-------- INPUT FOR THIS TASK

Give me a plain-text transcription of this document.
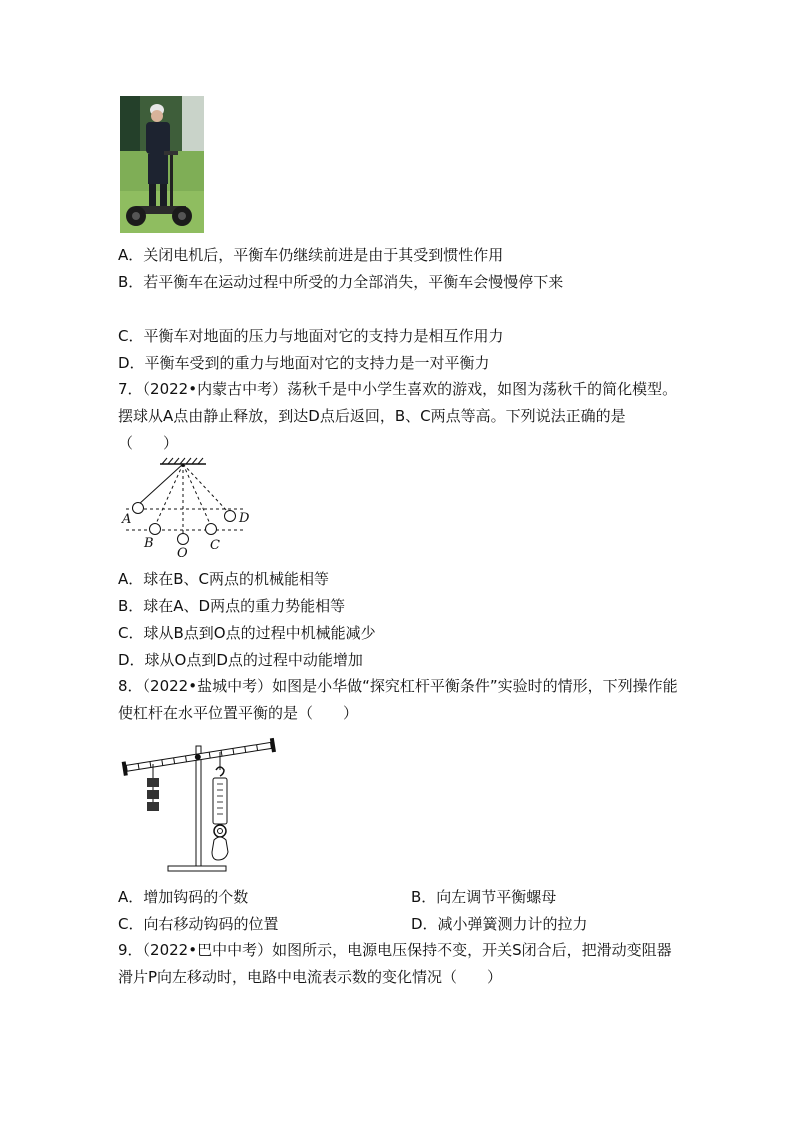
A．关闭电机后，平衡车仍继续前进是由于其受到惯性作用
B．若平衡车在运动过程中所受的力全部消失，平衡车会慢慢停下来
C．平衡车对地面的压力与地面对它的支持力是相互作用力
D．平衡车受到的重力与地面对它的支持力是一对平衡力
7．（2022•内蒙古中考）荡秋千是中小学生喜欢的游戏，如图为荡秋千的简化模型。摆球从A点由静止释放，到达D点后返回，B、C两点等高。下列说法正确的是（　　）
A
B
O
C
D
A．球在B、C两点的机械能相等
B．球在A、D两点的重力势能相等
C．球从B点到O点的过程中机械能减少
D．球从O点到D点的过程中动能增加
8．（2022•盐城中考）如图是小华做“探究杠杆平衡条件”实验时的情形，下列操作能使杠杆在水平位置平衡的是（　　）
A．增加钩码的个数	B．向左调节平衡螺母
C．向右移动钩码的位置	D．减小弹簧测力计的拉力
9．（2022•巴中中考）如图所示，电源电压保持不变，开关S闭合后，把滑动变阻器滑片P向左移动时，电路中电流表示数的变化情况（　　）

----------------

EXERCISE OBJECTIVE> Pictures don't belong in the copy. Transcribe every record exactly as it appears.

RESULT OF THE TASK>
Give me a plain-text transcription of this document.
A．关闭电机后，平衡车仍继续前进是由于其受到惯性作用
B．若平衡车在运动过程中所受的力全部消失，平衡车会慢慢停下来
C．平衡车对地面的压力与地面对它的支持力是相互作用力
D．平衡车受到的重力与地面对它的支持力是一对平衡力
7．（2022•内蒙古中考）荡秋千是中小学生喜欢的游戏，如图为荡秋千的简化模型。摆球从A点由静止释放，到达D点后返回，B、C两点等高。下列说法正确的是（　　）
A
B
O
C
D
A．球在B、C两点的机械能相等
B．球在A、D两点的重力势能相等
C．球从B点到O点的过程中机械能减少
D．球从O点到D点的过程中动能增加
8．（2022•盐城中考）如图是小华做“探究杠杆平衡条件”实验时的情形，下列操作能使杠杆在水平位置平衡的是（　　）
A．增加钩码的个数	B．向左调节平衡螺母
C．向右移动钩码的位置	D．减小弹簧测力计的拉力
9．（2022•巴中中考）如图所示，电源电压保持不变，开关S闭合后，把滑动变阻器滑片P向左移动时，电路中电流表示数的变化情况（　　）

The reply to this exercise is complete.